Exercise task:
Reproduce the records below line for line, omitting the pictures.

Input rows:

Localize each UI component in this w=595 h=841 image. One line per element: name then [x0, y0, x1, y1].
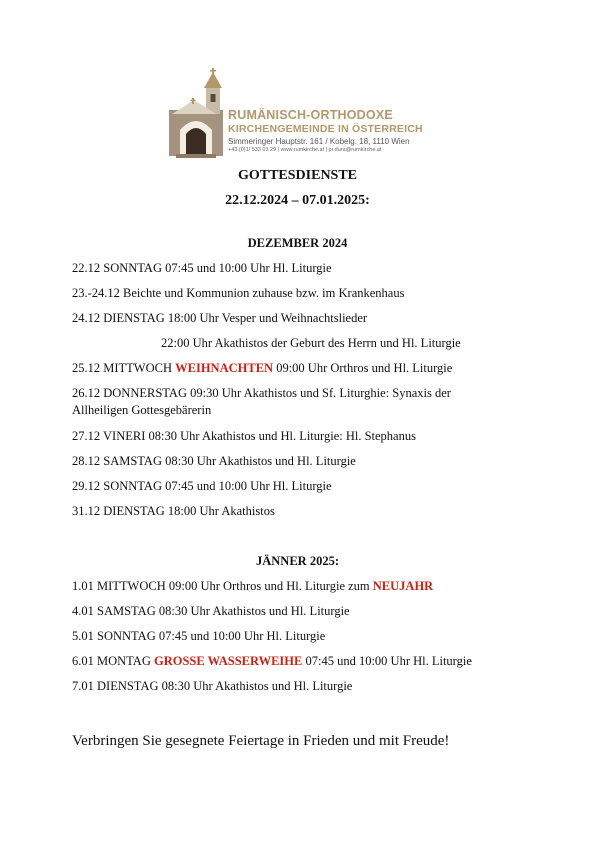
logo-address: Simmeringer Hauptstr. 161 / Kobelg. 18, 1110 Wien	[228, 137, 410, 146]
schedule-item: 27.12 VINERI 08:30 Uhr Akathistos und Hl. Liturgie: Hl. Stephanus	[72, 429, 416, 443]
schedule-item: 5.01 SONNTAG 07:45 und 10:00 Uhr Hl. Liturgie	[72, 629, 326, 643]
schedule-item: 22:00 Uhr Akathistos der Geburt des Herrn und Hl. Liturgie	[161, 336, 461, 350]
logo-subtitle: KIRCHENGEMEINDE IN ÖSTERREICH	[228, 123, 423, 135]
item-text: 6.01 MONTAG	[72, 654, 154, 668]
logo-title: RUMÄNISCH-ORTHODOXE	[228, 108, 393, 122]
item-text: 07:45 und 10:00 Uhr Hl. Liturgie	[302, 654, 472, 668]
schedule-item-christmas	[72, 361, 452, 376]
schedule-item: 7.01 DIENSTAG 08:30 Uhr Akathistos und Hl. Liturgie	[72, 679, 353, 693]
church-logo	[168, 68, 433, 160]
item-text: 25.12 MITTWOCH	[72, 361, 176, 375]
december-heading: DEZEMBER 2024	[247, 236, 348, 250]
highlight-text: WEIHNACHTEN	[175, 361, 274, 375]
schedule-item: 24.12 DIENSTAG 18:00 Uhr Vesper und Weihnachtslieder	[72, 311, 368, 325]
schedule-item: 29.12 SONNTAG 07:45 und 10:00 Uhr Hl. Liturgie	[72, 479, 332, 493]
logo-contact: +43 (0)1/ 533 03 29 | www.rumkirche.at | pr.dura@rumkirche.at	[228, 147, 382, 153]
page-title: GOTTESDIENSTE	[237, 168, 358, 183]
schedule-item: 23.-24.12 Beichte und Kommunion zuhause bzw. im Krankenhaus	[72, 286, 405, 300]
january-heading: JÄNNER 2025:	[256, 554, 339, 568]
schedule-item-water-blessing	[72, 654, 472, 669]
schedule-item: 26.12 DONNERSTAG 09:30 Uhr Akathistos und Sf. Liturghie: Synaxis der	[72, 386, 451, 400]
highlight-text: NEUJAHR	[372, 579, 434, 593]
date-range: 22.12.2024 – 07.01.2025:	[225, 193, 370, 208]
schedule-item: 22.12 SONNTAG 07:45 und 10:00 Uhr Hl. Liturgie	[72, 261, 332, 275]
closing-message: Verbringen Sie gesegnete Feiertage in Frieden und mit Freude!	[72, 733, 450, 749]
schedule-item-continuation: Allheiligen Gottesgebärerin	[72, 403, 212, 417]
item-text: 09:00 Uhr Orthros und Hl. Liturgie	[273, 361, 453, 375]
church-building-icon	[168, 68, 228, 160]
schedule-item: 31.12 DIENSTAG 18:00 Uhr Akathistos	[72, 504, 275, 518]
schedule-item-new-year	[72, 579, 433, 594]
highlight-text: GROSSE WASSERWEIHE	[153, 654, 303, 668]
item-text: 1.01 MITTWOCH 09:00 Uhr Orthros und Hl. Liturgie zum	[72, 579, 373, 593]
schedule-item: 28.12 SAMSTAG 08:30 Uhr Akathistos und Hl. Liturgie	[72, 454, 356, 468]
schedule-item: 4.01 SAMSTAG 08:30 Uhr Akathistos und Hl. Liturgie	[72, 604, 350, 618]
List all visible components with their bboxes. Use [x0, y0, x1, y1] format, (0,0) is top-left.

Answer below:
Localize each UI component in this w=595 h=841 image. One line per element: name then [x0, y0, x1, y1].
logo-address: Simmeringer Hauptstr. 161 / Kobelg. 18, 1110 Wien	[228, 137, 410, 146]
schedule-item: 27.12 VINERI 08:30 Uhr Akathistos und Hl. Liturgie: Hl. Stephanus	[72, 429, 416, 443]
schedule-item: 5.01 SONNTAG 07:45 und 10:00 Uhr Hl. Liturgie	[72, 629, 326, 643]
schedule-item: 22:00 Uhr Akathistos der Geburt des Herrn und Hl. Liturgie	[161, 336, 461, 350]
logo-subtitle: KIRCHENGEMEINDE IN ÖSTERREICH	[228, 123, 423, 135]
item-text: 6.01 MONTAG	[72, 654, 154, 668]
logo-title: RUMÄNISCH-ORTHODOXE	[228, 108, 393, 122]
item-text: 07:45 und 10:00 Uhr Hl. Liturgie	[302, 654, 472, 668]
schedule-item-christmas	[72, 361, 452, 376]
schedule-item: 7.01 DIENSTAG 08:30 Uhr Akathistos und Hl. Liturgie	[72, 679, 353, 693]
church-logo	[168, 68, 433, 160]
item-text: 25.12 MITTWOCH	[72, 361, 176, 375]
december-heading: DEZEMBER 2024	[247, 236, 348, 250]
highlight-text: WEIHNACHTEN	[175, 361, 274, 375]
schedule-item: 24.12 DIENSTAG 18:00 Uhr Vesper und Weihnachtslieder	[72, 311, 368, 325]
schedule-item: 29.12 SONNTAG 07:45 und 10:00 Uhr Hl. Liturgie	[72, 479, 332, 493]
logo-contact: +43 (0)1/ 533 03 29 | www.rumkirche.at | pr.dura@rumkirche.at	[228, 147, 382, 153]
page-title: GOTTESDIENSTE	[237, 168, 358, 183]
schedule-item: 23.-24.12 Beichte und Kommunion zuhause bzw. im Krankenhaus	[72, 286, 405, 300]
january-heading: JÄNNER 2025:	[256, 554, 339, 568]
schedule-item-water-blessing	[72, 654, 472, 669]
schedule-item: 26.12 DONNERSTAG 09:30 Uhr Akathistos und Sf. Liturghie: Synaxis der	[72, 386, 451, 400]
highlight-text: NEUJAHR	[372, 579, 434, 593]
date-range: 22.12.2024 – 07.01.2025:	[225, 193, 370, 208]
schedule-item: 22.12 SONNTAG 07:45 und 10:00 Uhr Hl. Liturgie	[72, 261, 332, 275]
closing-message: Verbringen Sie gesegnete Feiertage in Frieden und mit Freude!	[72, 733, 450, 749]
schedule-item-continuation: Allheiligen Gottesgebärerin	[72, 403, 212, 417]
item-text: 09:00 Uhr Orthros und Hl. Liturgie	[273, 361, 453, 375]
church-building-icon	[168, 68, 228, 160]
schedule-item: 31.12 DIENSTAG 18:00 Uhr Akathistos	[72, 504, 275, 518]
schedule-item-new-year	[72, 579, 433, 594]
highlight-text: GROSSE WASSERWEIHE	[153, 654, 303, 668]
item-text: 1.01 MITTWOCH 09:00 Uhr Orthros und Hl. Liturgie zum	[72, 579, 373, 593]
schedule-item: 28.12 SAMSTAG 08:30 Uhr Akathistos und Hl. Liturgie	[72, 454, 356, 468]
schedule-item: 4.01 SAMSTAG 08:30 Uhr Akathistos und Hl. Liturgie	[72, 604, 350, 618]
List all visible components with their bboxes. Use [x0, y0, x1, y1] format, (0,0) is top-left.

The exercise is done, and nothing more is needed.